▶ [STATED GOAL]: Write out every line of the material as it stands, apart from the pictures.

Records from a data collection

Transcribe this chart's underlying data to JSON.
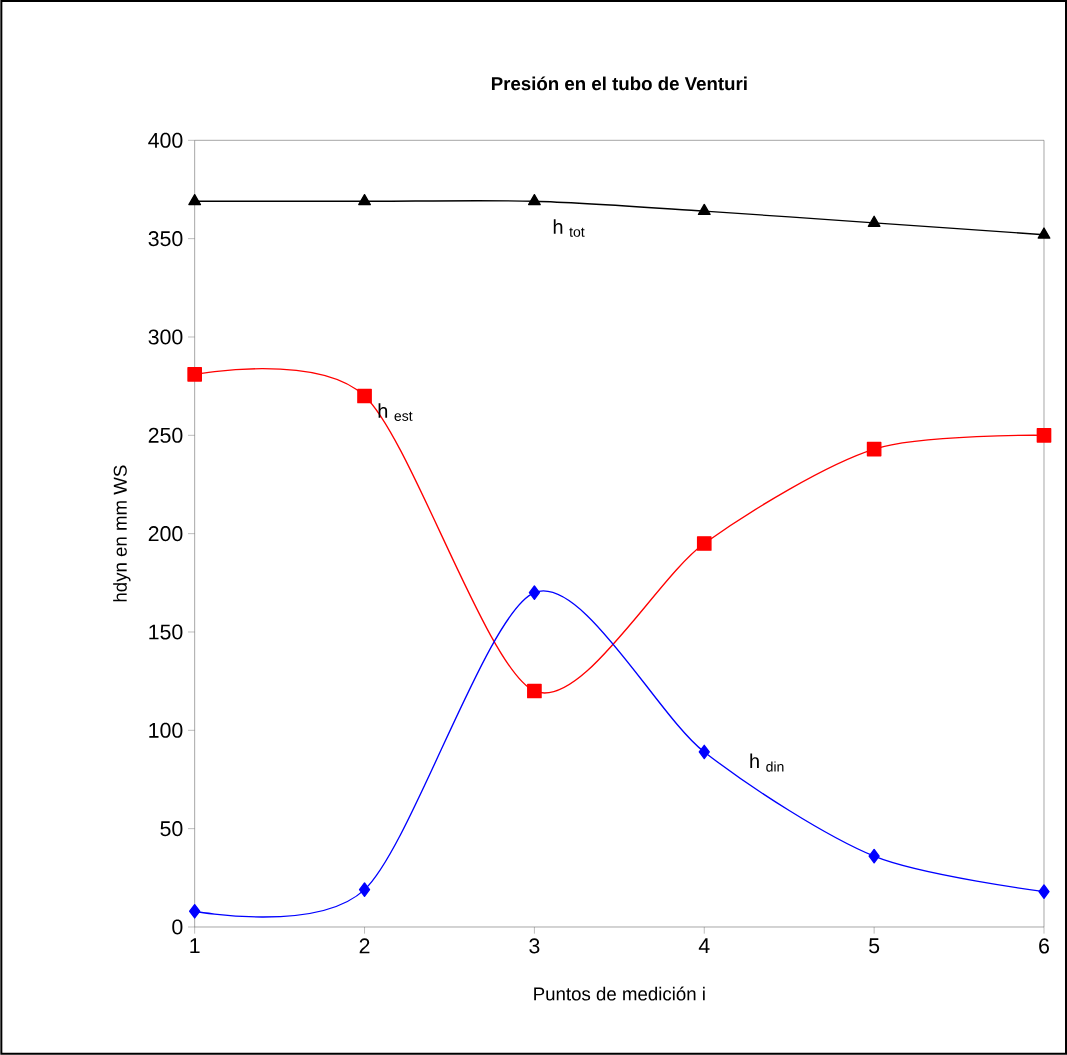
{
  "chart_data": {
    "type": "line",
    "title": "**Presión en el tubo de Venturi**",
    "xlabel": "Puntos de medición i",
    "ylabel": "hdyn en mm WS",
    "x": [
      1,
      2,
      3,
      4,
      5,
      6
    ],
    "xlim": [
      1,
      6
    ],
    "xticks": [
      1,
      2,
      3,
      4,
      5,
      6
    ],
    "ylim": [
      0,
      400
    ],
    "yticks": [
      0,
      50,
      100,
      150,
      200,
      250,
      300,
      350,
      400
    ],
    "grid": false,
    "line_style": "solid",
    "series": [
      {
        "name": "h $_{tot}$",
        "color": "#000000",
        "marker": "triangle",
        "values": [
          369,
          369,
          369,
          364,
          358,
          352
        ]
      },
      {
        "name": "h $_{est}$",
        "color": "#ff0000",
        "marker": "square",
        "values": [
          281,
          270,
          120,
          195,
          243,
          250
        ]
      },
      {
        "name": "h $_{din}$",
        "color": "#0000ff",
        "marker": "diamond",
        "values": [
          8,
          19,
          170,
          89,
          36,
          18
        ]
      }
    ]
  }
}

▶ [CORRECT RESULT]:
Transcribe this chart's underlying data to JSON.
{
  "chart_data": {
    "type": "line",
    "title": "**Presión en el tubo de Venturi**",
    "xlabel": "Puntos de medición i",
    "ylabel": "hdyn en mm WS",
    "x": [
      1,
      2,
      3,
      4,
      5,
      6
    ],
    "xlim": [
      1,
      6
    ],
    "xticks": [
      1,
      2,
      3,
      4,
      5,
      6
    ],
    "ylim": [
      0,
      400
    ],
    "yticks": [
      0,
      50,
      100,
      150,
      200,
      250,
      300,
      350,
      400
    ],
    "grid": false,
    "line_style": "solid",
    "series": [
      {
        "name": "h $_{tot}$",
        "color": "#000000",
        "marker": "triangle",
        "values": [
          369,
          369,
          369,
          364,
          358,
          352
        ]
      },
      {
        "name": "h $_{est}$",
        "color": "#ff0000",
        "marker": "square",
        "values": [
          281,
          270,
          120,
          195,
          243,
          250
        ]
      },
      {
        "name": "h $_{din}$",
        "color": "#0000ff",
        "marker": "diamond",
        "values": [
          8,
          19,
          170,
          89,
          36,
          18
        ]
      }
    ]
  }
}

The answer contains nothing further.